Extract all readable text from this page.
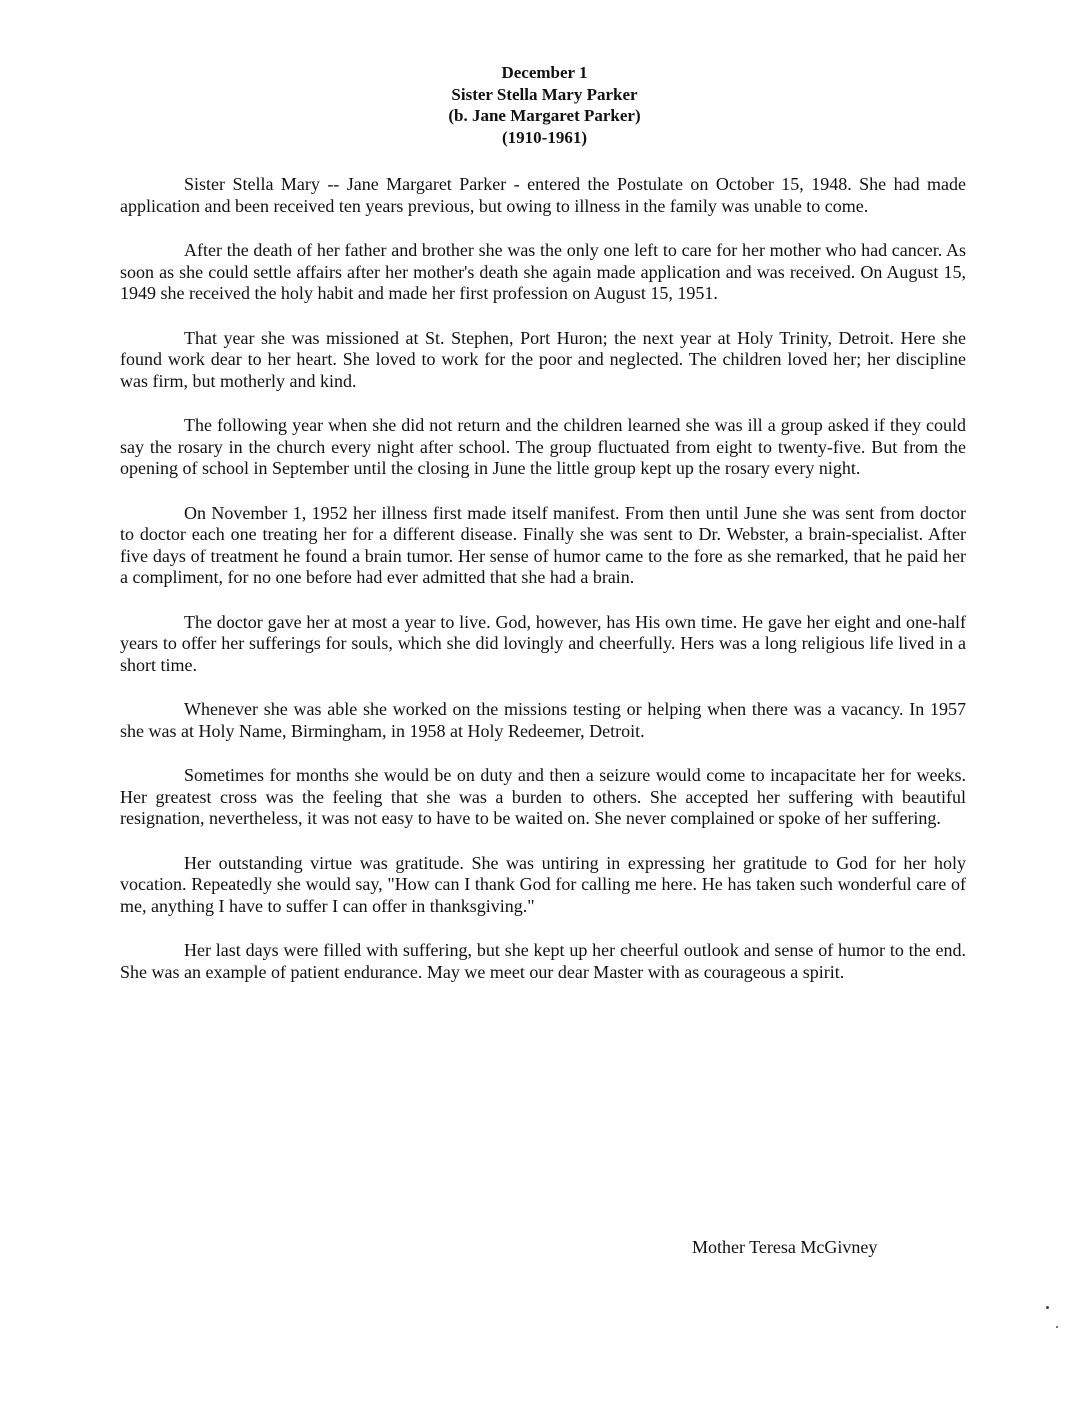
December 1
Sister Stella Mary Parker
(b. Jane Margaret Parker)
(1910-1961)

Sister Stella Mary -- Jane Margaret Parker - entered the Postulate on October 15, 1948. She had made application and been received ten years previous, but owing to illness in the family was unable to come.

After the death of her father and brother she was the only one left to care for her mother who had cancer. As soon as she could settle affairs after her mother's death she again made application and was received. On August 15, 1949 she received the holy habit and made her first profession on August 15, 1951.

That year she was missioned at St. Stephen, Port Huron; the next year at Holy Trinity, Detroit. Here she found work dear to her heart. She loved to work for the poor and neglected. The children loved her; her discipline was firm, but motherly and kind.

The following year when she did not return and the children learned she was ill a group asked if they could say the rosary in the church every night after school. The group fluctuated from eight to twenty-five. But from the opening of school in September until the closing in June the little group kept up the rosary every night.

On November 1, 1952 her illness first made itself manifest. From then until June she was sent from doctor to doctor each one treating her for a different disease. Finally she was sent to Dr. Webster, a brain-specialist. After five days of treatment he found a brain tumor. Her sense of humor came to the fore as she remarked, that he paid her a compliment, for no one before had ever admitted that she had a brain.

The doctor gave her at most a year to live. God, however, has His own time. He gave her eight and one-half years to offer her sufferings for souls, which she did lovingly and cheerfully. Hers was a long religious life lived in a short time.

Whenever she was able she worked on the missions testing or helping when there was a vacancy. In 1957 she was at Holy Name, Birmingham, in 1958 at Holy Redeemer, Detroit.

Sometimes for months she would be on duty and then a seizure would come to incapacitate her for weeks. Her greatest cross was the feeling that she was a burden to others. She accepted her suffering with beautiful resignation, nevertheless, it was not easy to have to be waited on. She never complained or spoke of her suffering.

Her outstanding virtue was gratitude. She was untiring in expressing her gratitude to God for her holy vocation. Repeatedly she would say, "How can I thank God for calling me here. He has taken such wonderful care of me, anything I have to suffer I can offer in thanksgiving."

Her last days were filled with suffering, but she kept up her cheerful outlook and sense of humor to the end. She was an example of patient endurance. May we meet our dear Master with as courageous a spirit.

Mother Teresa McGivney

BRIEF:
When you write out the material, keep every line exact and leave out each picture.

RESULT OF THE TASK:
Extract all readable text from this page.
December 1
Sister Stella Mary Parker
(b. Jane Margaret Parker)
(1910-1961)

Sister Stella Mary -- Jane Margaret Parker - entered the Postulate on October 15, 1948. She had made application and been received ten years previous, but owing to illness in the family was unable to come.

After the death of her father and brother she was the only one left to care for her mother who had cancer. As soon as she could settle affairs after her mother's death she again made application and was received. On August 15, 1949 she received the holy habit and made her first profession on August 15, 1951.

That year she was missioned at St. Stephen, Port Huron; the next year at Holy Trinity, Detroit. Here she found work dear to her heart. She loved to work for the poor and neglected. The children loved her; her discipline was firm, but motherly and kind.

The following year when she did not return and the children learned she was ill a group asked if they could say the rosary in the church every night after school. The group fluctuated from eight to twenty-five. But from the opening of school in September until the closing in June the little group kept up the rosary every night.

On November 1, 1952 her illness first made itself manifest. From then until June she was sent from doctor to doctor each one treating her for a different disease. Finally she was sent to Dr. Webster, a brain-specialist. After five days of treatment he found a brain tumor. Her sense of humor came to the fore as she remarked, that he paid her a compliment, for no one before had ever admitted that she had a brain.

The doctor gave her at most a year to live. God, however, has His own time. He gave her eight and one-half years to offer her sufferings for souls, which she did lovingly and cheerfully. Hers was a long religious life lived in a short time.

Whenever she was able she worked on the missions testing or helping when there was a vacancy. In 1957 she was at Holy Name, Birmingham, in 1958 at Holy Redeemer, Detroit.

Sometimes for months she would be on duty and then a seizure would come to incapacitate her for weeks. Her greatest cross was the feeling that she was a burden to others. She accepted her suffering with beautiful resignation, nevertheless, it was not easy to have to be waited on. She never complained or spoke of her suffering.

Her outstanding virtue was gratitude. She was untiring in expressing her gratitude to God for her holy vocation. Repeatedly she would say, "How can I thank God for calling me here. He has taken such wonderful care of me, anything I have to suffer I can offer in thanksgiving."

Her last days were filled with suffering, but she kept up her cheerful outlook and sense of humor to the end. She was an example of patient endurance. May we meet our dear Master with as courageous a spirit.

Mother Teresa McGivney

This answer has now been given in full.